[begin Listed records]

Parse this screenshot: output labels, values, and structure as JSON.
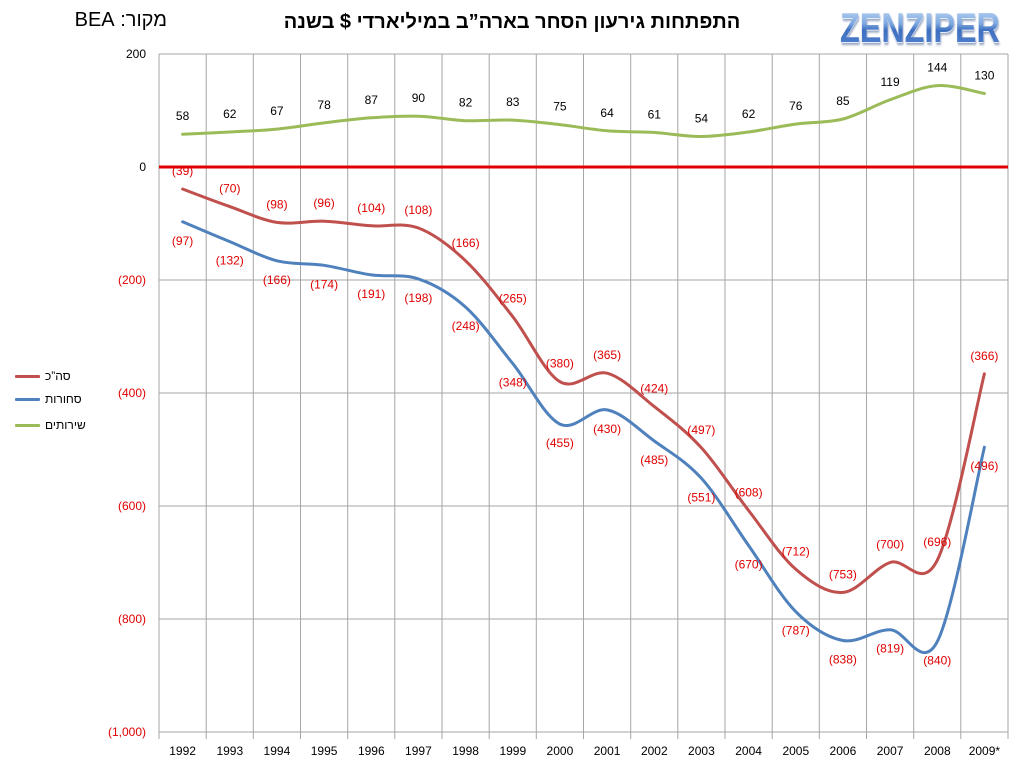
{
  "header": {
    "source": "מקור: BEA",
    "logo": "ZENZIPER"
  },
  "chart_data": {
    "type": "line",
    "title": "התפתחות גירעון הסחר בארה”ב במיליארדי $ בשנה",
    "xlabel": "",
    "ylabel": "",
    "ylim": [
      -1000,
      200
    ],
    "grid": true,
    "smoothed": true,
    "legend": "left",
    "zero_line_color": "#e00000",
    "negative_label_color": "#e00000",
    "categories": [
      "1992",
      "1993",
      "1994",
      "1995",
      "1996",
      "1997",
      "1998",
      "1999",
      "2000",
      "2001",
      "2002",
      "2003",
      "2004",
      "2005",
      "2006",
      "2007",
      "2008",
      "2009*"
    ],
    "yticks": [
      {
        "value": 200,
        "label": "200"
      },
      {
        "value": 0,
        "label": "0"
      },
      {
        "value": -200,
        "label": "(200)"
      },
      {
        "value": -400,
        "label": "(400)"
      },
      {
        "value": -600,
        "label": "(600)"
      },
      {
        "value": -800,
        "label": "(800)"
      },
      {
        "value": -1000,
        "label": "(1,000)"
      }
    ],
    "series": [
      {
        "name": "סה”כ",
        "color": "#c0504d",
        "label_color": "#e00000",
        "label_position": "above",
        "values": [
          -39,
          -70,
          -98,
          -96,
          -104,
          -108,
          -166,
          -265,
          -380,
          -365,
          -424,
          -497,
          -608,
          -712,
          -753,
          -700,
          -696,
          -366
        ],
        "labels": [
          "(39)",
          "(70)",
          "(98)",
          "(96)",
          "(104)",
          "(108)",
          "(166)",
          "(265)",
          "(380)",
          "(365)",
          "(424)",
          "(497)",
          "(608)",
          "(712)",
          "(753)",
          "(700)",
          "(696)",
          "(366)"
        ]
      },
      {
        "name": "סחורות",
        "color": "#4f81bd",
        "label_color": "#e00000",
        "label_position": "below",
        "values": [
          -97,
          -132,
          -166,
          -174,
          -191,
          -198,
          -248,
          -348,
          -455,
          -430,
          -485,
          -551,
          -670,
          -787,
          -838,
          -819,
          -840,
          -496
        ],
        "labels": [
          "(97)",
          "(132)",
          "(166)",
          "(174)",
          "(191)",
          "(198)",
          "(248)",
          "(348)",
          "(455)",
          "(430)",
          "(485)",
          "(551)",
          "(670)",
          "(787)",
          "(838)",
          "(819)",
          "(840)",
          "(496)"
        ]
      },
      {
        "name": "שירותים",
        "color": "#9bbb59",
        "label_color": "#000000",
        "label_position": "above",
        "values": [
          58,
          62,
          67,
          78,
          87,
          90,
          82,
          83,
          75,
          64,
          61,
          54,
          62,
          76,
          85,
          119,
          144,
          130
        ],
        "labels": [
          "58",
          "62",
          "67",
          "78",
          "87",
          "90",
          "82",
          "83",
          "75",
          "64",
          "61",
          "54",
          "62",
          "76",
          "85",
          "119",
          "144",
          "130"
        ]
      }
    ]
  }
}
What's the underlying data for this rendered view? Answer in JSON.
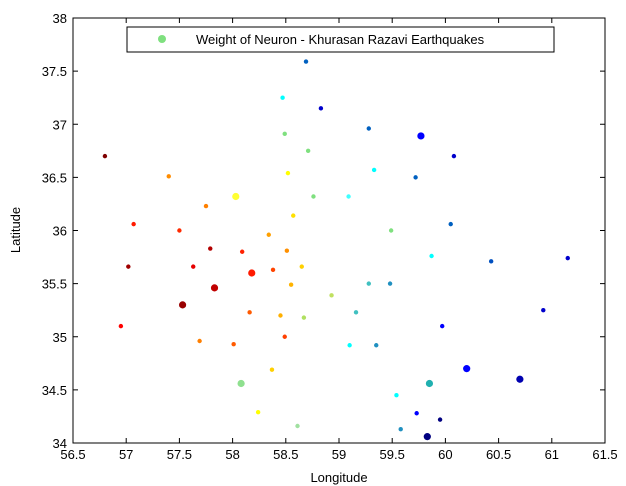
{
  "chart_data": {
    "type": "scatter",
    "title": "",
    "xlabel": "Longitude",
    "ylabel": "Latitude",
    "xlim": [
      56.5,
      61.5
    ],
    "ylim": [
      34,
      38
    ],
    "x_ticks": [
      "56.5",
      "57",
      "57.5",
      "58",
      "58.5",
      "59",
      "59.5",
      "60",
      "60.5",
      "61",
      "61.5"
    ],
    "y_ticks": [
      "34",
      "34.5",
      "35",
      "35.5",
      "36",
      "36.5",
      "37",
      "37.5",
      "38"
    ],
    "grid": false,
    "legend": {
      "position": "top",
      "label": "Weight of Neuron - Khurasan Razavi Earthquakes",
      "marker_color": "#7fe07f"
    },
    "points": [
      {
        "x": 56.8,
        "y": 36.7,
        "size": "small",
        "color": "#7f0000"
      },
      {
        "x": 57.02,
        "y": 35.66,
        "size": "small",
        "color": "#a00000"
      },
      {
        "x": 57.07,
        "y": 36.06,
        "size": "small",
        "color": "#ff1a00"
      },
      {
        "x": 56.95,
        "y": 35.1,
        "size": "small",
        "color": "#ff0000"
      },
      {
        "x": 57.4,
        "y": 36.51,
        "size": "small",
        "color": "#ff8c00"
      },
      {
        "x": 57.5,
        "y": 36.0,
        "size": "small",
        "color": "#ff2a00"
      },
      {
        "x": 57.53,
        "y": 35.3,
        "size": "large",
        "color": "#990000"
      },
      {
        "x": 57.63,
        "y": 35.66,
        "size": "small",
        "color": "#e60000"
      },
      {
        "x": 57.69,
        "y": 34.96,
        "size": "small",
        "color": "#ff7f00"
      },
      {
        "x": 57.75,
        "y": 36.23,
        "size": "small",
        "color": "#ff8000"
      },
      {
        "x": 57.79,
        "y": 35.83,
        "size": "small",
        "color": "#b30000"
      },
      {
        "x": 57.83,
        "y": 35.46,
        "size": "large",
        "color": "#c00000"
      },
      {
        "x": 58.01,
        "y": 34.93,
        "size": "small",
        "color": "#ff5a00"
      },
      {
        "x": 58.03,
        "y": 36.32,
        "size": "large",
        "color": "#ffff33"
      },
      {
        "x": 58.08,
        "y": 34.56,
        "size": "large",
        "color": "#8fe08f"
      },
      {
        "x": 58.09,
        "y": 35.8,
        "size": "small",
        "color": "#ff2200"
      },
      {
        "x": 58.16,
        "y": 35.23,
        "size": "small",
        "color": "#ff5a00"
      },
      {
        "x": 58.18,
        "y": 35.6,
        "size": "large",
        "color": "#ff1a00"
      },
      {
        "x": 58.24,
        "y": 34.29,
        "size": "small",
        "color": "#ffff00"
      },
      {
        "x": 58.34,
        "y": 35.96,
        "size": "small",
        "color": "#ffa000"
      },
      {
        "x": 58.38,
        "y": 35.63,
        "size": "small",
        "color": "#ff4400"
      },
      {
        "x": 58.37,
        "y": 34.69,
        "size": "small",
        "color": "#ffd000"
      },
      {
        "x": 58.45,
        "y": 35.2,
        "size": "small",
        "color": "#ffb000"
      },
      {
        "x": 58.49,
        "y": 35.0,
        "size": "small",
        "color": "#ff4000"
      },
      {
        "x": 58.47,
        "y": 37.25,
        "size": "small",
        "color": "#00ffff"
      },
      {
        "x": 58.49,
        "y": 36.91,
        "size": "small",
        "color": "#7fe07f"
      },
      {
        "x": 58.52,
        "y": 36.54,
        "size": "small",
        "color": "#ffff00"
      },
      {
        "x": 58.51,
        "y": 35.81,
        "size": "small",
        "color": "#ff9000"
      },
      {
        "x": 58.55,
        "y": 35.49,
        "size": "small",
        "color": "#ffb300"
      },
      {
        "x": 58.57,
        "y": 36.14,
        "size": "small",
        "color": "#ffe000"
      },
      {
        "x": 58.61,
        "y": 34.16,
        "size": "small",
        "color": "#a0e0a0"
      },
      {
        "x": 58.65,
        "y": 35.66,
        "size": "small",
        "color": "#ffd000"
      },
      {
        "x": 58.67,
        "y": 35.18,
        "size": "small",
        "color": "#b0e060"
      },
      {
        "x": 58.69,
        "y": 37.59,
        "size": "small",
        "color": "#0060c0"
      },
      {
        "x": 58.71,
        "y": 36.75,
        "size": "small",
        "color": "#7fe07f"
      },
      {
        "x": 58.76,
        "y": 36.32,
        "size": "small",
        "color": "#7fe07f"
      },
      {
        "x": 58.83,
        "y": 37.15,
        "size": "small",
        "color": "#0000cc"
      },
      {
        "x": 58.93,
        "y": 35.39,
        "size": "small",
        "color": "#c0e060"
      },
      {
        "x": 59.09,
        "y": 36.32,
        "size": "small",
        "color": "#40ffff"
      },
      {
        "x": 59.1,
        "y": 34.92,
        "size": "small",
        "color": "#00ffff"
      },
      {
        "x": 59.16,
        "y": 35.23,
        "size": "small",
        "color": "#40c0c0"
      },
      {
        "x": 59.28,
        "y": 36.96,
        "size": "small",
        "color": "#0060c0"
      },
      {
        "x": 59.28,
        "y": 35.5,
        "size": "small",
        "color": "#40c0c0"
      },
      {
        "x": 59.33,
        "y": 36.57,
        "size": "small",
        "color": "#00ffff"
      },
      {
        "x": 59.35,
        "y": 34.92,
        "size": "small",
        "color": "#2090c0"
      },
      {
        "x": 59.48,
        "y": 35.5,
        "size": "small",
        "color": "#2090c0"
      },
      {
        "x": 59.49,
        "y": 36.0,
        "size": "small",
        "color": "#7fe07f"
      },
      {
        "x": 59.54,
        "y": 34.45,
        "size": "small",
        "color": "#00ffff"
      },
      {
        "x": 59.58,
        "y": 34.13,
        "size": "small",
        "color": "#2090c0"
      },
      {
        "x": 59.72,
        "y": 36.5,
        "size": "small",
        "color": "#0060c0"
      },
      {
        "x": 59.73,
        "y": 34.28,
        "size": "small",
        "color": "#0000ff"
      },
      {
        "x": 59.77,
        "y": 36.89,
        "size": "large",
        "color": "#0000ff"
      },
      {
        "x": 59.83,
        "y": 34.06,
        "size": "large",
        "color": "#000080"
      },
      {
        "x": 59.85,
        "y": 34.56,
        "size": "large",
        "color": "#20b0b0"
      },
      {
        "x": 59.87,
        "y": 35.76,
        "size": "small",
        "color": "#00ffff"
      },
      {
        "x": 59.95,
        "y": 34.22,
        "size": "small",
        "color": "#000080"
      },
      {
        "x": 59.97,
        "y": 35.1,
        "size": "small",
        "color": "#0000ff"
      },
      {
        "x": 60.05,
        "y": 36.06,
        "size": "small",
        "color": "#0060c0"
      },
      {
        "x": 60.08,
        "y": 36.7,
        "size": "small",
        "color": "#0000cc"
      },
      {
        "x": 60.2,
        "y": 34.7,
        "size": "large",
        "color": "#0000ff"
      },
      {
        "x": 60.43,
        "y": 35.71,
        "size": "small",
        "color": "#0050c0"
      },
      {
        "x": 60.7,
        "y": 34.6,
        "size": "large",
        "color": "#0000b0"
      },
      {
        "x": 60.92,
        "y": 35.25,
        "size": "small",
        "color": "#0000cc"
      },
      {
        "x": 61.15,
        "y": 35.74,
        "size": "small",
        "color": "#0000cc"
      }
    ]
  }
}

[end Listed records]

Required task> Which lines contain "this"? Copy each of them out.

Answer>
Parse this screenshot: output labels, values, and structure as JSON.
What's the underlying data for this rendered view? Answer in JSON.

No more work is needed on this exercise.